= WHAT IS EXPECTED =
Below are records. Copy every line with "والمستوصلة" in it.

— Start of RECORDS PROVIDED —

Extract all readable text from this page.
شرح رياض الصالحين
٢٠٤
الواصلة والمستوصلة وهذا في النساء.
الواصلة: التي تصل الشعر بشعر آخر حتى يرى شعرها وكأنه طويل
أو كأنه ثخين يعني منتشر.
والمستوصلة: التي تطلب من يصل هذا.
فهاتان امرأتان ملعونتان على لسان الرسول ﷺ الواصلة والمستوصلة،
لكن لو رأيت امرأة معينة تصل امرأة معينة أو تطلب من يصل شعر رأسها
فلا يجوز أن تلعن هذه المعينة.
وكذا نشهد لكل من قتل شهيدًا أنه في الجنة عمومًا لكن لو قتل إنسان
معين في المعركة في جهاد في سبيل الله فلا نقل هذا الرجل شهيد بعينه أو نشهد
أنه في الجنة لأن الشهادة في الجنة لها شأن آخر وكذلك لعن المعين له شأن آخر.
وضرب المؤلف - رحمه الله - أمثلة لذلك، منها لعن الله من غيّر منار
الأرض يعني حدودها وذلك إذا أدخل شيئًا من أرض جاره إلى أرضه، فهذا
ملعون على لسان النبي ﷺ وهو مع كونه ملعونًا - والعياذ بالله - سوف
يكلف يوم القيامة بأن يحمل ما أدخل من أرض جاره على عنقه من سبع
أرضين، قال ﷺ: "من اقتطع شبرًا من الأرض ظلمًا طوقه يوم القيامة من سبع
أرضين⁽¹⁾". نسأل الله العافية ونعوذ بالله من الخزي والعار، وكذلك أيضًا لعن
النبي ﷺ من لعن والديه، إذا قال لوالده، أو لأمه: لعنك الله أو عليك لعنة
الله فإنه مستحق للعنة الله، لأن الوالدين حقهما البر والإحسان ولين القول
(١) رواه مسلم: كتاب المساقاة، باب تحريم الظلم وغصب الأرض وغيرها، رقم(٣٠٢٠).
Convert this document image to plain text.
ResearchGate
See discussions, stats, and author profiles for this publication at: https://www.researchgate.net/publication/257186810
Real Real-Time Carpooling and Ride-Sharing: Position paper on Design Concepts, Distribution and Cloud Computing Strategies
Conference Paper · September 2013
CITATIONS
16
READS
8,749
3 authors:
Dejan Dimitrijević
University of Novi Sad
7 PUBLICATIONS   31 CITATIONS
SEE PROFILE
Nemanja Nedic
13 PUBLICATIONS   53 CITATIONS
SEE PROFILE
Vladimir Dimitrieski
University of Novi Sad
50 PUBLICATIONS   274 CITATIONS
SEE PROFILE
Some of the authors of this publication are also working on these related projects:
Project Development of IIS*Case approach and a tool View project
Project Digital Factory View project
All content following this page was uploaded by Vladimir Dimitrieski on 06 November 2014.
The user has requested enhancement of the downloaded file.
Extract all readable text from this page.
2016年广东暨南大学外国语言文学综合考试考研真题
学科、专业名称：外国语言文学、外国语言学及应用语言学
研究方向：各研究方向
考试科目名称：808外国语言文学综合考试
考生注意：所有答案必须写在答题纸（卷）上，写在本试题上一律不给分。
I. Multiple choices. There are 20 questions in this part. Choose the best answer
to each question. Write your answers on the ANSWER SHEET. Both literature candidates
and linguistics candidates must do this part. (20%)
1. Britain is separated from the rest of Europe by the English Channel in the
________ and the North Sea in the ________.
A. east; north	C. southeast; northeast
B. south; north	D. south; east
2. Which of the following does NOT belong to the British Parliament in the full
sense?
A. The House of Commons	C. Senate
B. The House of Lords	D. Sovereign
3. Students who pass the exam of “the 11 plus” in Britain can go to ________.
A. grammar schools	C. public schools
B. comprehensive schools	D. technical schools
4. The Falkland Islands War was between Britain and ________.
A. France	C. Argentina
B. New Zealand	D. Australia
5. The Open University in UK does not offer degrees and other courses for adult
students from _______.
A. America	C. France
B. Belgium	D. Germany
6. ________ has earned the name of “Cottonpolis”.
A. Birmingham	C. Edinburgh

— End of RECORDS PROVIDED —

= TASK RESPONSE =
الواصلة والمستوصلة وهذا في النساء.
والمستوصلة: التي تطلب من يصل هذا.
فهاتان امرأتان ملعونتان على لسان الرسول ﷺ الواصلة والمستوصلة،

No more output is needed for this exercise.